* Your objective:
Identify the lines that include the word "SSMI", then copy all of them.

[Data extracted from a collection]
■ ■ ■ ■ ■
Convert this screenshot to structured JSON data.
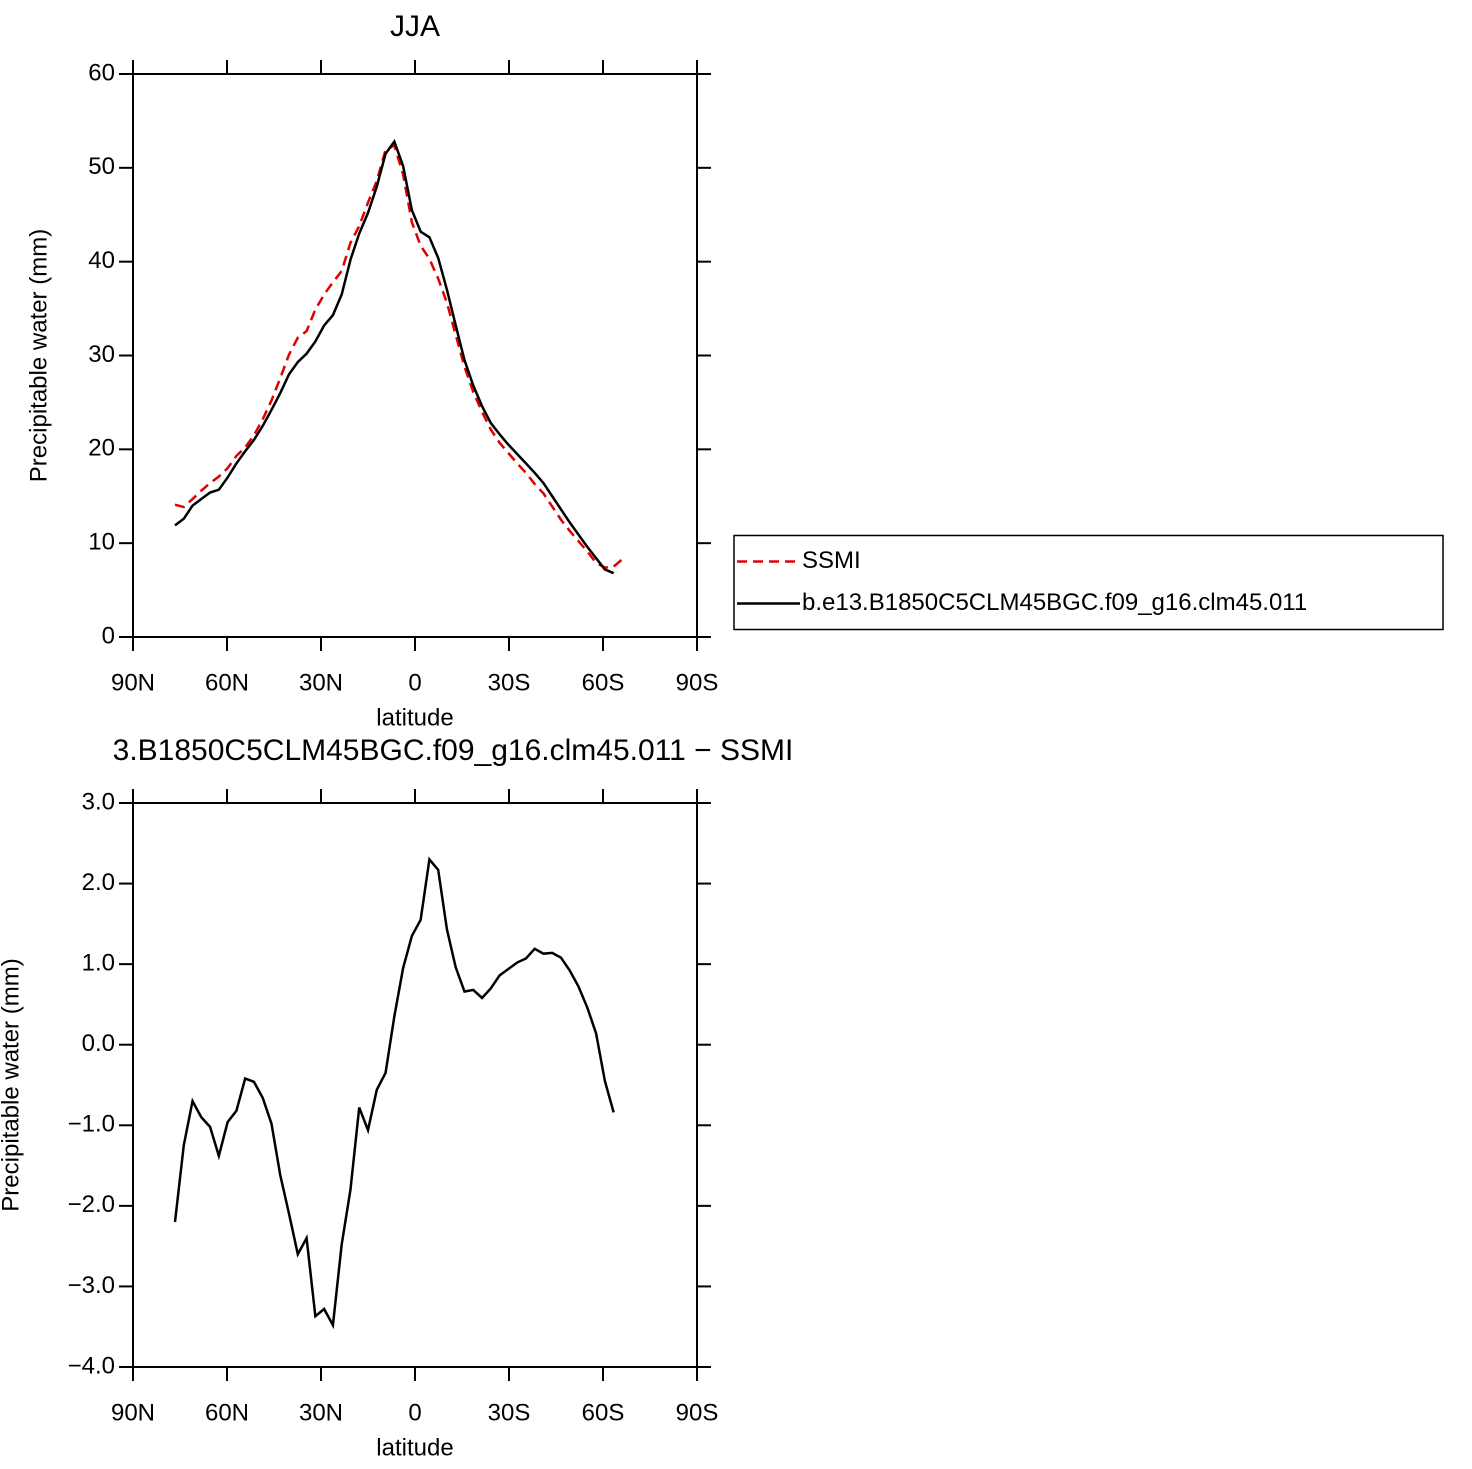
{
  "chart_data": [
    {
      "type": "line",
      "title": "JJA",
      "x_label": "latitude",
      "y_label": "Precipitable water (mm)",
      "x": [
        -76.6,
        -73.8,
        -71.0,
        -68.2,
        -65.4,
        -62.6,
        -59.8,
        -57.0,
        -54.2,
        -51.4,
        -48.6,
        -45.8,
        -43.0,
        -40.2,
        -37.4,
        -34.6,
        -31.8,
        -29.0,
        -26.2,
        -23.4,
        -20.6,
        -17.8,
        -15.0,
        -12.2,
        -9.4,
        -6.6,
        -3.8,
        -1.0,
        1.8,
        4.6,
        7.4,
        10.2,
        13.0,
        15.8,
        18.6,
        21.4,
        24.2,
        27.0,
        29.8,
        32.6,
        35.4,
        38.2,
        41.0,
        43.8,
        46.6,
        49.4,
        52.2,
        55.0,
        57.8,
        60.6,
        63.4,
        66.2
      ],
      "xlim": [
        -90,
        90
      ],
      "xticks": [
        {
          "value": -90,
          "label": "90N"
        },
        {
          "value": -60,
          "label": "60N"
        },
        {
          "value": -30,
          "label": "30N"
        },
        0,
        {
          "value": 30,
          "label": "30S"
        },
        {
          "value": 60,
          "label": "60S"
        },
        {
          "value": 90,
          "label": "90S"
        }
      ],
      "ylim": [
        0,
        60
      ],
      "yticks": [
        0,
        10,
        20,
        30,
        40,
        50,
        60
      ],
      "legend": "right",
      "series": [
        {
          "name": "SSMI",
          "color": "#e00000",
          "style": "dashed",
          "values": [
            14.1,
            13.85,
            14.7,
            15.6,
            16.4,
            17.1,
            18.0,
            19.3,
            20.2,
            21.5,
            23.2,
            25.2,
            27.6,
            30.1,
            31.9,
            32.6,
            34.9,
            36.5,
            37.8,
            39.0,
            42.0,
            43.8,
            46.3,
            48.6,
            51.9,
            52.4,
            49.3,
            44.2,
            41.7,
            40.3,
            38.2,
            35.6,
            32.2,
            28.8,
            26.1,
            24.0,
            22.1,
            20.7,
            19.6,
            18.5,
            17.5,
            16.3,
            15.3,
            13.9,
            12.5,
            11.3,
            10.2,
            9.1,
            7.9,
            7.4,
            7.5,
            8.3
          ]
        },
        {
          "name": "b.e13.B1850C5CLM45BGC.f09_g16.clm45.011",
          "color": "#000000",
          "style": "solid",
          "values": [
            11.9,
            12.6,
            14.0,
            14.7,
            15.4,
            15.7,
            17.0,
            18.5,
            19.8,
            21.0,
            22.5,
            24.2,
            26.0,
            28.0,
            29.3,
            30.2,
            31.5,
            33.2,
            34.3,
            36.5,
            40.2,
            43.0,
            45.2,
            48.0,
            51.5,
            52.8,
            50.2,
            45.5,
            43.2,
            42.6,
            40.4,
            37.0,
            33.2,
            29.5,
            26.8,
            24.6,
            22.8,
            21.6,
            20.5,
            19.5,
            18.5,
            17.5,
            16.4,
            15.0,
            13.6,
            12.2,
            10.9,
            9.6,
            8.4,
            7.2,
            6.8,
            null
          ]
        }
      ]
    },
    {
      "type": "line",
      "title": "3.B1850C5CLM45BGC.f09_g16.clm45.011 − SSMI",
      "x_label": "latitude",
      "y_label": "Precipitable water (mm)",
      "x": [
        -76.6,
        -73.8,
        -71.0,
        -68.2,
        -65.4,
        -62.6,
        -59.8,
        -57.0,
        -54.2,
        -51.4,
        -48.6,
        -45.8,
        -43.0,
        -40.2,
        -37.4,
        -34.6,
        -31.8,
        -29.0,
        -26.2,
        -23.4,
        -20.6,
        -17.8,
        -15.0,
        -12.2,
        -9.4,
        -6.6,
        -3.8,
        -1.0,
        1.8,
        4.6,
        7.4,
        10.2,
        13.0,
        15.8,
        18.6,
        21.4,
        24.2,
        27.0,
        29.8,
        32.6,
        35.4,
        38.2,
        41.0,
        43.8,
        46.6,
        49.4,
        52.2,
        55.0,
        57.8,
        60.6,
        63.4
      ],
      "xlim": [
        -90,
        90
      ],
      "xticks": [
        {
          "value": -90,
          "label": "90N"
        },
        {
          "value": -60,
          "label": "60N"
        },
        {
          "value": -30,
          "label": "30N"
        },
        0,
        {
          "value": 30,
          "label": "30S"
        },
        {
          "value": 60,
          "label": "60S"
        },
        {
          "value": 90,
          "label": "90S"
        }
      ],
      "ylim": [
        -4,
        3
      ],
      "yticks": [
        {
          "value": -4,
          "label": "−4.0"
        },
        {
          "value": -3,
          "label": "−3.0"
        },
        {
          "value": -2,
          "label": "−2.0"
        },
        {
          "value": -1,
          "label": "−1.0"
        },
        {
          "value": 0,
          "label": "0.0"
        },
        {
          "value": 1,
          "label": "1.0"
        },
        {
          "value": 2,
          "label": "2.0"
        },
        {
          "value": 3,
          "label": "3.0"
        }
      ],
      "series": [
        {
          "color": "#000000",
          "style": "solid",
          "values": [
            -2.2,
            -1.25,
            -0.7,
            -0.9,
            -1.02,
            -1.38,
            -0.96,
            -0.82,
            -0.42,
            -0.46,
            -0.66,
            -0.98,
            -1.62,
            -2.1,
            -2.6,
            -2.4,
            -3.37,
            -3.28,
            -3.48,
            -2.48,
            -1.8,
            -0.78,
            -1.06,
            -0.56,
            -0.35,
            0.35,
            0.95,
            1.35,
            1.55,
            2.3,
            2.17,
            1.43,
            0.96,
            0.66,
            0.68,
            0.58,
            0.7,
            0.86,
            0.94,
            1.02,
            1.07,
            1.19,
            1.13,
            1.14,
            1.08,
            0.92,
            0.72,
            0.46,
            0.14,
            -0.45,
            -0.84
          ]
        }
      ]
    }
  ]
}
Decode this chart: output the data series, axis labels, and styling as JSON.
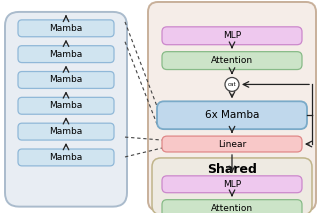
{
  "bg_color": "#ffffff",
  "left_panel_bg": "#e8edf3",
  "left_panel_border": "#aabbcc",
  "right_outer_bg": "#f5ede8",
  "right_outer_border": "#c8b09a",
  "shared_bg": "#eeeae2",
  "shared_border": "#c0b48a",
  "mamba_box_color": "#d0e4f0",
  "mamba_box_border": "#90b8d8",
  "mamba6x_color": "#c0d8ec",
  "mamba6x_border": "#7aaac8",
  "attention_color": "#cce4c8",
  "attention_border": "#88bb88",
  "linear_color": "#f8c8c8",
  "linear_border": "#e08888",
  "mlp_color": "#eec8ee",
  "mlp_border": "#cc88cc",
  "cat_circle_color": "#ffffff",
  "cat_circle_border": "#444444",
  "arrow_color": "#222222",
  "dash_color": "#444444",
  "left_mamba_labels": [
    "Mamba",
    "Mamba",
    "Mamba",
    "Mamba",
    "Mamba",
    "Mamba"
  ]
}
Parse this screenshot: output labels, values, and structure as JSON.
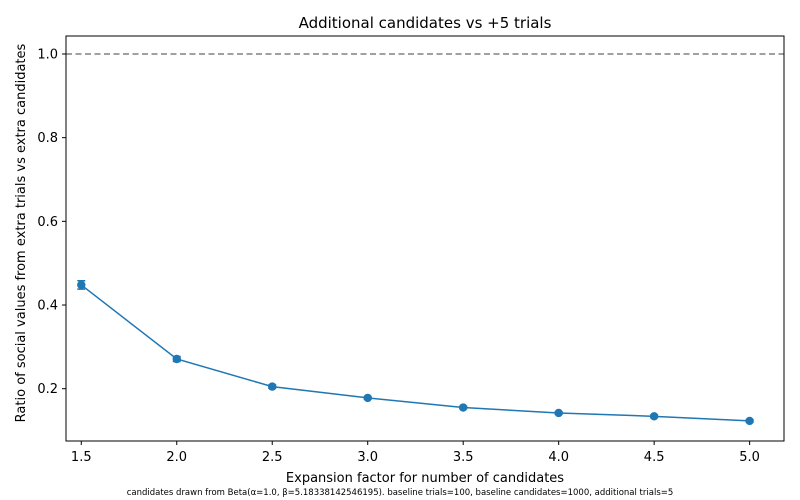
{
  "chart_data": {
    "type": "line",
    "title": "Additional candidates vs +5 trials",
    "xlabel": "Expansion factor for number of candidates",
    "ylabel": "Ratio of social values from extra trials vs extra candidates",
    "footnote": "candidates drawn from Beta(α=1.0, β=5.18338142546195). baseline trials=100, baseline candidates=1000, additional trials=5",
    "xlim": [
      1.42,
      5.18
    ],
    "ylim": [
      0.075,
      1.043
    ],
    "x_ticks": [
      1.5,
      2.0,
      2.5,
      3.0,
      3.5,
      4.0,
      4.5,
      5.0
    ],
    "x_tick_labels": [
      "1.5",
      "2.0",
      "2.5",
      "3.0",
      "3.5",
      "4.0",
      "4.5",
      "5.0"
    ],
    "y_ticks": [
      0.2,
      0.4,
      0.6,
      0.8,
      1.0
    ],
    "y_tick_labels": [
      "0.2",
      "0.4",
      "0.6",
      "0.8",
      "1.0"
    ],
    "grid": false,
    "reference_line": {
      "y": 1.0,
      "style": "dashed",
      "color": "#808080"
    },
    "series": [
      {
        "color": "#1f77b4",
        "marker": "circle",
        "x": [
          1.5,
          2.0,
          2.5,
          3.0,
          3.5,
          4.0,
          4.5,
          5.0
        ],
        "y": [
          0.448,
          0.271,
          0.205,
          0.178,
          0.155,
          0.142,
          0.134,
          0.123
        ],
        "yerr": [
          0.01,
          0.006,
          0.004,
          0.003,
          0.003,
          0.003,
          0.003,
          0.003
        ]
      }
    ]
  }
}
■ ■ ■ ■ ■
* Complete response:
          "name": "SSMI",
      "title": "3.B1850C5CLM45BGC.f09_g16.clm45.011 − SSMI",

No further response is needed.